[START OF Data supplied]

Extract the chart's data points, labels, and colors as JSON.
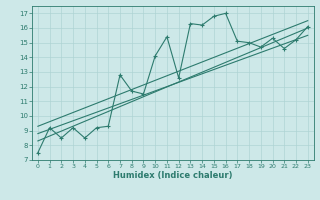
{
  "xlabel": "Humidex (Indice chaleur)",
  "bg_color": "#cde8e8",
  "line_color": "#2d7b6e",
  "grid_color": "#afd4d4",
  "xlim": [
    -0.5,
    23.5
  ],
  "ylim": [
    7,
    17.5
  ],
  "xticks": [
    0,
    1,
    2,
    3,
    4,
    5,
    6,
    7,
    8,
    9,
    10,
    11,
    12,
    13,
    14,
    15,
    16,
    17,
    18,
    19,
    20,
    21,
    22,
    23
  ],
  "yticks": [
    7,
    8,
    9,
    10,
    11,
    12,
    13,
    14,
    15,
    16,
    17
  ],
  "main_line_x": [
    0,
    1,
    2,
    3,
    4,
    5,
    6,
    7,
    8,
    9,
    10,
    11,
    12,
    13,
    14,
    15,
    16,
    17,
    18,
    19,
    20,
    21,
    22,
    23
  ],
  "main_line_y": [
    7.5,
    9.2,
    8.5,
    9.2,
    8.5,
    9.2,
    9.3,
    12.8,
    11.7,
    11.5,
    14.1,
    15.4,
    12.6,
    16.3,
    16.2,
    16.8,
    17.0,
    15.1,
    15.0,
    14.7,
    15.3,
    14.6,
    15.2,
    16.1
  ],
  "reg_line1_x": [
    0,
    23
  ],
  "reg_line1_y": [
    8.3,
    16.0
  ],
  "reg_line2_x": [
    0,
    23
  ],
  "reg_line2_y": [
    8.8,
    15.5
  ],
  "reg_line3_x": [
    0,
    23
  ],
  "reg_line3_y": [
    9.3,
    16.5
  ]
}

[END OF Data supplied]
[START OF Data supplied]

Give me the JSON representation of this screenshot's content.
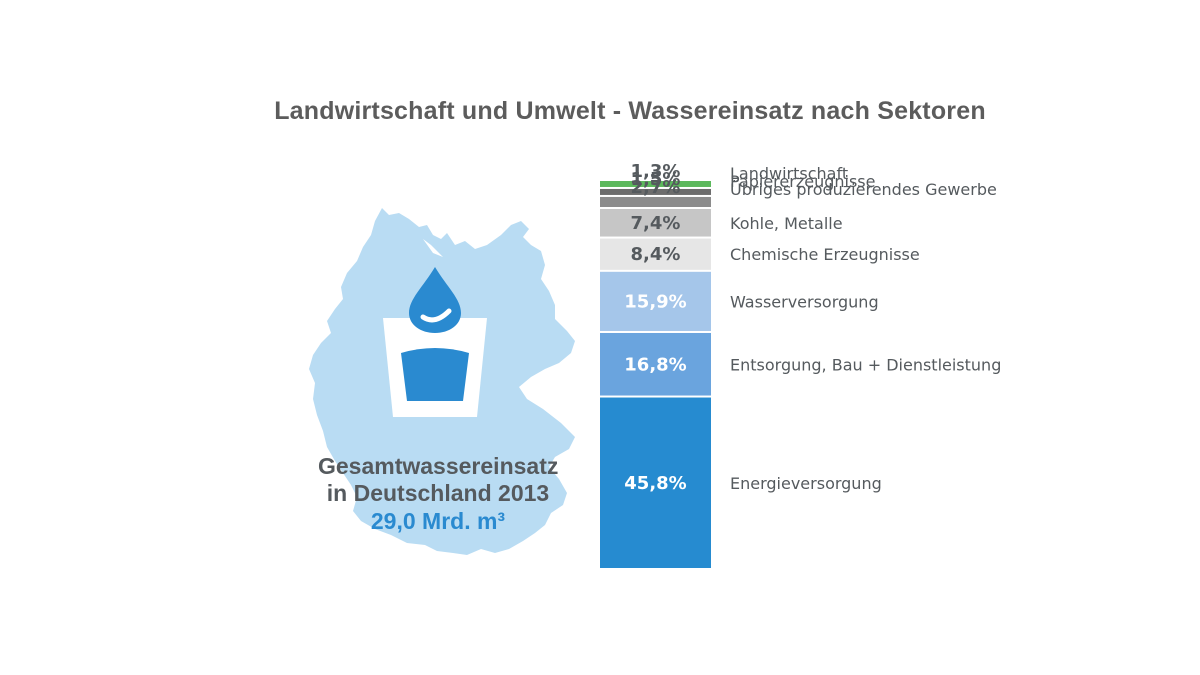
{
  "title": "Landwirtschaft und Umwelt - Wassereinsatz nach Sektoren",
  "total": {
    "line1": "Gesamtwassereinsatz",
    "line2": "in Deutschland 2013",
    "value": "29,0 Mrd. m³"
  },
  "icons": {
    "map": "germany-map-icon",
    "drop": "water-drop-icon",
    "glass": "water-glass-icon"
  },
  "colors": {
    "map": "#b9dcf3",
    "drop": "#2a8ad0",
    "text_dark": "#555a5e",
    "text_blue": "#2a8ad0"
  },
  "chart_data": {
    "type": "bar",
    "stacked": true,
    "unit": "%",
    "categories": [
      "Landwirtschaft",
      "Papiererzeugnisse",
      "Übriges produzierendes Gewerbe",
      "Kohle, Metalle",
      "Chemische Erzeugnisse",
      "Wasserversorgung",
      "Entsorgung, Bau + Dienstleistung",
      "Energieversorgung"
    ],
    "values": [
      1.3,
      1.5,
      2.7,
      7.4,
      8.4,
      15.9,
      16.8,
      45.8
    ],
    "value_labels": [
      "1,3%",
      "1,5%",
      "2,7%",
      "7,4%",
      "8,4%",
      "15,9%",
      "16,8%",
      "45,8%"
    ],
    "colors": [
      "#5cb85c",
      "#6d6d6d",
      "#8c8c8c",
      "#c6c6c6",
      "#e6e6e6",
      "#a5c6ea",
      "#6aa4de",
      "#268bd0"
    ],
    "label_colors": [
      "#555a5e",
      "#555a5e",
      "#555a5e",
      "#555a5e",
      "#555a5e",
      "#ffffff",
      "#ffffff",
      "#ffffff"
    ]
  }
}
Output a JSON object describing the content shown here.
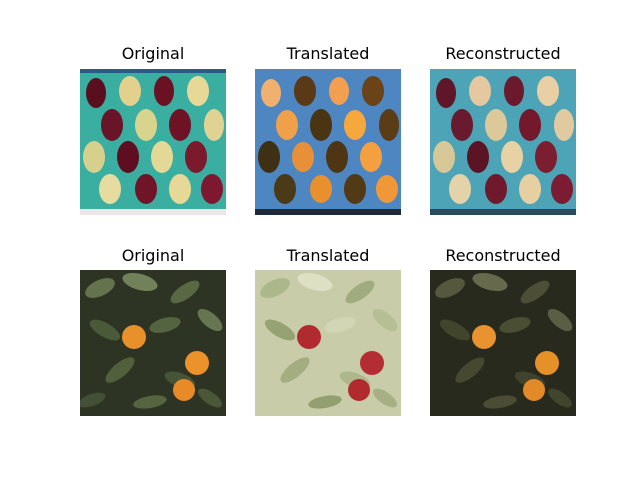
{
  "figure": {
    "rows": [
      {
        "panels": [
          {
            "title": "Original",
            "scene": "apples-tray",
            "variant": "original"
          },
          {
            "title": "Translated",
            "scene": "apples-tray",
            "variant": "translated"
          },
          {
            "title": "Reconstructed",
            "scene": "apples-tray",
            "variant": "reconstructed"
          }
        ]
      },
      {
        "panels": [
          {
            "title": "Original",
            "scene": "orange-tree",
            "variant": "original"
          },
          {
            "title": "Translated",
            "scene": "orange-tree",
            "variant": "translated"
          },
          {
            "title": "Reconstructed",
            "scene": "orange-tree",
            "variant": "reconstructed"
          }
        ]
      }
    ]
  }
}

[END OF Data supplied]
[START OF Data supplied]

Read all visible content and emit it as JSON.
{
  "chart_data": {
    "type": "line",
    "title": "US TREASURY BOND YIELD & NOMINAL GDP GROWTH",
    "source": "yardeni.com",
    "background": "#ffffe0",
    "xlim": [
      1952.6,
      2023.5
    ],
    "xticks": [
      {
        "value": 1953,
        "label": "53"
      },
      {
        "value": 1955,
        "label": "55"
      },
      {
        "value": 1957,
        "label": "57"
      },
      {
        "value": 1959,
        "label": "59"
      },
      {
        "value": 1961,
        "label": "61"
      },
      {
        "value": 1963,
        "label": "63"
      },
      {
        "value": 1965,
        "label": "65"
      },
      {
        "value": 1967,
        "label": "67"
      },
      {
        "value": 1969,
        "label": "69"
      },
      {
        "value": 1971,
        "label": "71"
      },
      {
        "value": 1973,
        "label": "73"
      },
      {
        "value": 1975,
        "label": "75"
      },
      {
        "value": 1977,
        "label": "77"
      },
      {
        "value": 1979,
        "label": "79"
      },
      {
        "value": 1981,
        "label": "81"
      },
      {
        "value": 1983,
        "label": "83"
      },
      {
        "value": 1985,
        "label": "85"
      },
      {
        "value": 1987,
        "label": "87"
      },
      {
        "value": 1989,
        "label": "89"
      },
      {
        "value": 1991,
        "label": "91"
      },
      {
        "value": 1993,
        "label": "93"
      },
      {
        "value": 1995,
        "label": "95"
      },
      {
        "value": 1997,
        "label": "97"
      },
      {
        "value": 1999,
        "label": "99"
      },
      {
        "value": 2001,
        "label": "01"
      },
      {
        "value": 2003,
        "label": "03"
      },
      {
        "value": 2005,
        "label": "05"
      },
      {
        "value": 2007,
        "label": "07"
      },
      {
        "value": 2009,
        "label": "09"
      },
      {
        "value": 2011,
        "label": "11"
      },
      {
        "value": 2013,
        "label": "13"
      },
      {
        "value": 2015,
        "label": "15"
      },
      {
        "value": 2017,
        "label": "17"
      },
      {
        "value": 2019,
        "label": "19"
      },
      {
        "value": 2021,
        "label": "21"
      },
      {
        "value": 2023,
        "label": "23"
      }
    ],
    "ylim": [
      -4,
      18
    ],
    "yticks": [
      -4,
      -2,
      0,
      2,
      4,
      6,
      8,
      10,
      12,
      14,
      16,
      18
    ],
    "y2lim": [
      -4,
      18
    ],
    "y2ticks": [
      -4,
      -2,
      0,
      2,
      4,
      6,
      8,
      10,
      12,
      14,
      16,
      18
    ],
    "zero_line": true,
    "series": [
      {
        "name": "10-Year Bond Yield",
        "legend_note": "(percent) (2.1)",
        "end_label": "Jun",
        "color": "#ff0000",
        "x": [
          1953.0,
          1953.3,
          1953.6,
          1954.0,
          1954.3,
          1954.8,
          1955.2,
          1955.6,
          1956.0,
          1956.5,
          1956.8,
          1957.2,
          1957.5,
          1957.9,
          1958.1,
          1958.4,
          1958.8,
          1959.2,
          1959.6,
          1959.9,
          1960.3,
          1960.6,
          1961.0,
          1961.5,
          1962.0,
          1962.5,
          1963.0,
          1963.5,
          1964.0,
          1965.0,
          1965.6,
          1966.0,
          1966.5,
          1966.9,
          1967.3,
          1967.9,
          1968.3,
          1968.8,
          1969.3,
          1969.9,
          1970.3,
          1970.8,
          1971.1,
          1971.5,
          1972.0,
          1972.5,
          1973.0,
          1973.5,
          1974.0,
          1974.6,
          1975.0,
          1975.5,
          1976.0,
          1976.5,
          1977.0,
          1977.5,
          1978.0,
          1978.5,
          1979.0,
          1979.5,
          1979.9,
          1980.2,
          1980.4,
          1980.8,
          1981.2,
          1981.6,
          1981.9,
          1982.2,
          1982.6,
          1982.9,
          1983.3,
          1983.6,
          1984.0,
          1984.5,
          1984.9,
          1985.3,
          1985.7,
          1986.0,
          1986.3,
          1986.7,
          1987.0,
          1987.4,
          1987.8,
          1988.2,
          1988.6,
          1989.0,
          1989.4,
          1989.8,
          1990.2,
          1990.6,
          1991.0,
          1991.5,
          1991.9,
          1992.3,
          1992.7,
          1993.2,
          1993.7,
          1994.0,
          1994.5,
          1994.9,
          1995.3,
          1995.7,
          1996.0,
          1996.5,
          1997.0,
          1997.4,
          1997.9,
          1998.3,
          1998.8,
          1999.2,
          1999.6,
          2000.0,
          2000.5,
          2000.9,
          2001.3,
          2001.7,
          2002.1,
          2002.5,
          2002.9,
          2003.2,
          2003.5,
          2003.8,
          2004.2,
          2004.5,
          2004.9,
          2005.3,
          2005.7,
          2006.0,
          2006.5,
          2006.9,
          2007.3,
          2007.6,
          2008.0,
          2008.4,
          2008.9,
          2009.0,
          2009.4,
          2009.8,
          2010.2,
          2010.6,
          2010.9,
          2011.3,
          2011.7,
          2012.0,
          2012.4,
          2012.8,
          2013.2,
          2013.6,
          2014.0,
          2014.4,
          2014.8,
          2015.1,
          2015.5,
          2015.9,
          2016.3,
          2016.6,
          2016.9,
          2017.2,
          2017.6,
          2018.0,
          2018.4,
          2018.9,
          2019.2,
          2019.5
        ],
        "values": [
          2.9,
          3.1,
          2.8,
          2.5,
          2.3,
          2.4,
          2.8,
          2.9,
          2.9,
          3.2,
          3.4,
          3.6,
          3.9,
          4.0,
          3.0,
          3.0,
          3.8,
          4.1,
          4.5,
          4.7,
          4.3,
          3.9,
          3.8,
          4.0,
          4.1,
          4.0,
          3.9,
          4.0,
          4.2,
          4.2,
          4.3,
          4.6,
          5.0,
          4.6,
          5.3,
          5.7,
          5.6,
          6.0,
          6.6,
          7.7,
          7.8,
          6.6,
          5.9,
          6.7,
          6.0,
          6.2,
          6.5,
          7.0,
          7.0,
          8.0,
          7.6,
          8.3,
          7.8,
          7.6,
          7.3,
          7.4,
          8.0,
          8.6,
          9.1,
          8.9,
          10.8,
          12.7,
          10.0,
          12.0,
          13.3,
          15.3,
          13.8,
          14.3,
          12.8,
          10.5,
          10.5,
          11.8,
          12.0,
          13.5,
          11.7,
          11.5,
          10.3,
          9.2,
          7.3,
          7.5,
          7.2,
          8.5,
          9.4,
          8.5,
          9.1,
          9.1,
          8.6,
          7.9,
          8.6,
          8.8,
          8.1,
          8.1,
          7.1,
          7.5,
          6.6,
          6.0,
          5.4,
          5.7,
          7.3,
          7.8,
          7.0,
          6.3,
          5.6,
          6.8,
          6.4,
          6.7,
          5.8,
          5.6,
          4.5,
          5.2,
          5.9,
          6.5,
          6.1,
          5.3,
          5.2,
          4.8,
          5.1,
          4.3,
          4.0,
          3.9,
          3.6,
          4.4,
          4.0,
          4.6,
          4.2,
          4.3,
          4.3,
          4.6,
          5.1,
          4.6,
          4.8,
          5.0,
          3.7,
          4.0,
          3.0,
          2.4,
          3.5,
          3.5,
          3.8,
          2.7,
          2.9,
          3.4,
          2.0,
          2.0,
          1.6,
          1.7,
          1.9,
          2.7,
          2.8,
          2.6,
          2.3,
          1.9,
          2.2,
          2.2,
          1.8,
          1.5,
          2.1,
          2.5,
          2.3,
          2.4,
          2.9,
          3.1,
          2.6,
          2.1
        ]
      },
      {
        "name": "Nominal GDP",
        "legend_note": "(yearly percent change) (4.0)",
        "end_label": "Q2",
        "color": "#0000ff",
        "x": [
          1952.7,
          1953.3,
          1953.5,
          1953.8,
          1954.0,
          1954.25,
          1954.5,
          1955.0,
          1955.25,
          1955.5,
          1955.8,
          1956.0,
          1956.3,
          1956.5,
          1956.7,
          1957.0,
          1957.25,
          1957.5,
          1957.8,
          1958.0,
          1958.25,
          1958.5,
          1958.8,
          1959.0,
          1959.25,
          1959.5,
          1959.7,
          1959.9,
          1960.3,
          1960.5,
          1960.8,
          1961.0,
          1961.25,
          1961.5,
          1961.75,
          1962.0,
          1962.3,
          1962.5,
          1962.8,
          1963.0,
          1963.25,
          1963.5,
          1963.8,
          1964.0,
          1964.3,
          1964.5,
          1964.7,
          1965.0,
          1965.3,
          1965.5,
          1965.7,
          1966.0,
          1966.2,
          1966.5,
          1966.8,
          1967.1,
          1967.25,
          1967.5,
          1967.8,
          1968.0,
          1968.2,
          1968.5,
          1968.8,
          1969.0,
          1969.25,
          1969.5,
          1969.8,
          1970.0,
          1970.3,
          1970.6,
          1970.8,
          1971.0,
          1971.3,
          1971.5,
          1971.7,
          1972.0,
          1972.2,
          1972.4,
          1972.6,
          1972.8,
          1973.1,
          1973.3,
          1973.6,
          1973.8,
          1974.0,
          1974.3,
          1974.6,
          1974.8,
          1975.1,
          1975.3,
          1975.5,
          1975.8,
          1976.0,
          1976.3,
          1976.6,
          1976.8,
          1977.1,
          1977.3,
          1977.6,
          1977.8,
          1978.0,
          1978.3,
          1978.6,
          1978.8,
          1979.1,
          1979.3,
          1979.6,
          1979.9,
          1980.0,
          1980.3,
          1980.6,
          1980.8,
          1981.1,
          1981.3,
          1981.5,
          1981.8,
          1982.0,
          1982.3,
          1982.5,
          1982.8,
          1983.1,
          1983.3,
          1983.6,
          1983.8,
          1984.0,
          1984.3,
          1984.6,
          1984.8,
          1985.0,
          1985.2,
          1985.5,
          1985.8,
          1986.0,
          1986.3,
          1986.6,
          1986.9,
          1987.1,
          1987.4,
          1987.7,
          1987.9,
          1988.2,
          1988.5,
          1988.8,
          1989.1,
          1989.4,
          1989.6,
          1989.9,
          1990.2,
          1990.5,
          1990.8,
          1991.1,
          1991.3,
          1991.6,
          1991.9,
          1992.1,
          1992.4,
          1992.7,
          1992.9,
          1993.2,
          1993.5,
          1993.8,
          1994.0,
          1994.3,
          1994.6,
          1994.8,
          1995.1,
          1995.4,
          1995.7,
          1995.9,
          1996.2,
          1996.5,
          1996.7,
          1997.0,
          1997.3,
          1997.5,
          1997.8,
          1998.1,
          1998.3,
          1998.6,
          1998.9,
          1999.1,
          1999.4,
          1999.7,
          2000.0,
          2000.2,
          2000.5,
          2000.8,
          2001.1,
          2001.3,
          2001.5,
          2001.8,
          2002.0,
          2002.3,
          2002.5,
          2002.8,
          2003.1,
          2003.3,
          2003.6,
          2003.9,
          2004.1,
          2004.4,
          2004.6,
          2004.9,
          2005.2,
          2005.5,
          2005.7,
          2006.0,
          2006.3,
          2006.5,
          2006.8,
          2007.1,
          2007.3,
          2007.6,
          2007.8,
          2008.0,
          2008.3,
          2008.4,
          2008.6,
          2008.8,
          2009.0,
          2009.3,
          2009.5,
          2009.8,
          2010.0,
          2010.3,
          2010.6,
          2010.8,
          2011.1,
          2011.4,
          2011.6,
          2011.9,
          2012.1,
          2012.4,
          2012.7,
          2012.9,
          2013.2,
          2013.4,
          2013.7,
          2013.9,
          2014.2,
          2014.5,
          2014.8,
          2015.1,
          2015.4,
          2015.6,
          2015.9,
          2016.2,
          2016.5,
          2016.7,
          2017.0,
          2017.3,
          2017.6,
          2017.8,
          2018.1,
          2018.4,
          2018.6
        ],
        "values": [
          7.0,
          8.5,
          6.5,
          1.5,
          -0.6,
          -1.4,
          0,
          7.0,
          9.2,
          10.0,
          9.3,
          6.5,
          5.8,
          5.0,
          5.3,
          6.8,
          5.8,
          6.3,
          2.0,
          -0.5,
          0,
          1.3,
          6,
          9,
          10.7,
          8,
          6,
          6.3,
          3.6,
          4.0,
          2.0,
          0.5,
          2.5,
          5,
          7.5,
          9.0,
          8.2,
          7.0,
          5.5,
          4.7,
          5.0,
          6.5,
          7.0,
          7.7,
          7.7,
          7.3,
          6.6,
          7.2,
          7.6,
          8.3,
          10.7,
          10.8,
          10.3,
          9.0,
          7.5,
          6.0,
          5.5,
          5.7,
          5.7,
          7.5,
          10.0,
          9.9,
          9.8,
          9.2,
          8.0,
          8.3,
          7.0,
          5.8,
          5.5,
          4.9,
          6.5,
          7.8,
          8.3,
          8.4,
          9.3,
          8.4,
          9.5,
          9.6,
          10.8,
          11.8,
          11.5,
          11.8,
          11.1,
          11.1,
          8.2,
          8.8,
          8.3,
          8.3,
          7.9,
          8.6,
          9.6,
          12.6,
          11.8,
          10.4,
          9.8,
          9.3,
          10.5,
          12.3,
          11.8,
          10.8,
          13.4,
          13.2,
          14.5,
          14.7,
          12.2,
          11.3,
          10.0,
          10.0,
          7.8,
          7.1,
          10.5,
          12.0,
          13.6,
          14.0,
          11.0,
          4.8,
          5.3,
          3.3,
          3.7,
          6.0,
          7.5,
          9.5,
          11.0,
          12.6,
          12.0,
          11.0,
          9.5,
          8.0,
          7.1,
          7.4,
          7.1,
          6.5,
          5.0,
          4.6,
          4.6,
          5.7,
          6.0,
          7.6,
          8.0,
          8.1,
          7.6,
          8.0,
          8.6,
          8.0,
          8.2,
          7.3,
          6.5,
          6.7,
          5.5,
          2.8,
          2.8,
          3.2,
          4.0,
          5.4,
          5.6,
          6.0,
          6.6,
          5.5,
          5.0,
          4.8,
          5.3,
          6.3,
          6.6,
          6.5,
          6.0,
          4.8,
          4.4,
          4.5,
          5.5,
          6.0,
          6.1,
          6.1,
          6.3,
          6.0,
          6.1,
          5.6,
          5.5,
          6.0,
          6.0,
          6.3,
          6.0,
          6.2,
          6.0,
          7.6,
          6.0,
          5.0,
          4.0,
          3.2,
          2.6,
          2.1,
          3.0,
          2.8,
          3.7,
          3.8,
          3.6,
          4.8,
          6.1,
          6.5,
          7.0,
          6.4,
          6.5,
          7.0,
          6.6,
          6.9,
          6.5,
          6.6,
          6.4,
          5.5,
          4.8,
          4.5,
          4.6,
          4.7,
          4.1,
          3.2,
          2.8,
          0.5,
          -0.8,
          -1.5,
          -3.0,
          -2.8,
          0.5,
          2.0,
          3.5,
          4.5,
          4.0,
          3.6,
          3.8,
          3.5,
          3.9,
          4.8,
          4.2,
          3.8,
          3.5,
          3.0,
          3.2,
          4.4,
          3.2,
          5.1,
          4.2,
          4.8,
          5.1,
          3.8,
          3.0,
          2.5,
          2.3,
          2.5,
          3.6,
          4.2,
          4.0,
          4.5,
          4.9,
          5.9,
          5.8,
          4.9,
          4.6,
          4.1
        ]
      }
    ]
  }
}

[END OF Data supplied]

**Work required:**
Tally how many lines of the material contain the word "water". The answer must be the number and nothing else.

**The answer:**
2